___ MATERIAL PROVIDED ___

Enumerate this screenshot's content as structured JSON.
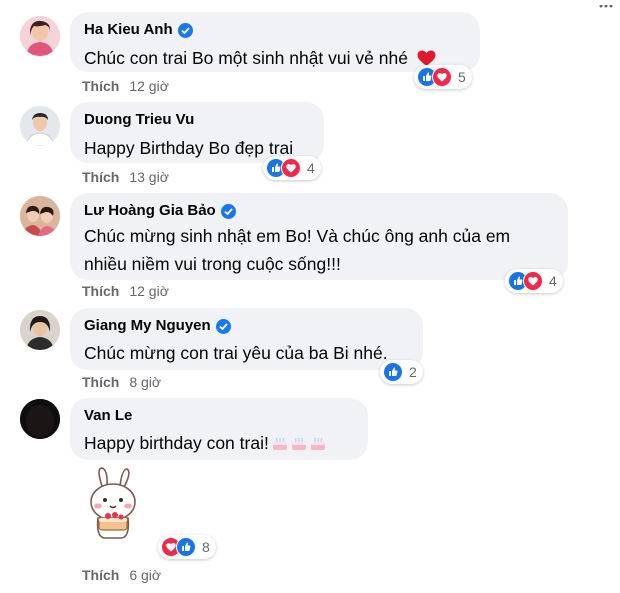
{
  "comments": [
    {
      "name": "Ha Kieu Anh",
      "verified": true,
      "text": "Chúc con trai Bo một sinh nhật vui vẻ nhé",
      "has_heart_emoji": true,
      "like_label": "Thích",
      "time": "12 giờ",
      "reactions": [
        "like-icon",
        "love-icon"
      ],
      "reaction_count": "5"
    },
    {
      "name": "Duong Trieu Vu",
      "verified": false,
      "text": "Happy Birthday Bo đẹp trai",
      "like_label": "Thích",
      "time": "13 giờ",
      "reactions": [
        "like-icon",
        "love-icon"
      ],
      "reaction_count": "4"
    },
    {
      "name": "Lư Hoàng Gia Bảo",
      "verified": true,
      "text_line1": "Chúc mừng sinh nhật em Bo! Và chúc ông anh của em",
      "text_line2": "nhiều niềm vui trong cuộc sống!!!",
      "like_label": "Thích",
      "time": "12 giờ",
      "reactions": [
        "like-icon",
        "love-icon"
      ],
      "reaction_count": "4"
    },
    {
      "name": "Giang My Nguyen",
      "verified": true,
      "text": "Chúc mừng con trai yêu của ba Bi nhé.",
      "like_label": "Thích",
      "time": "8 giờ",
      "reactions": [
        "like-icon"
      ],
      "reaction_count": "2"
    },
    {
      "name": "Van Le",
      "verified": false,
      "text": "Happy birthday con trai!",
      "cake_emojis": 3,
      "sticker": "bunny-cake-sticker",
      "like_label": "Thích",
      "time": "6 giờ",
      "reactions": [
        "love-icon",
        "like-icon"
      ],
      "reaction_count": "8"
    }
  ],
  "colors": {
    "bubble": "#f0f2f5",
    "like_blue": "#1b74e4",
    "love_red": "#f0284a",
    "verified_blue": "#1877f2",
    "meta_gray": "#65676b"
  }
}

___

**WHAT YOU ARE ASKED TO DO:** Search the data above for lines holding "trai" and copy each of them.

**ANSWER FOR THIS EXERCISE:**
      "text": "Chúc con trai Bo một sinh nhật vui vẻ nhé",
      "text": "Happy Birthday Bo đẹp trai",
      "text": "Chúc mừng con trai yêu của ba Bi nhé.",
      "text": "Happy birthday con trai!",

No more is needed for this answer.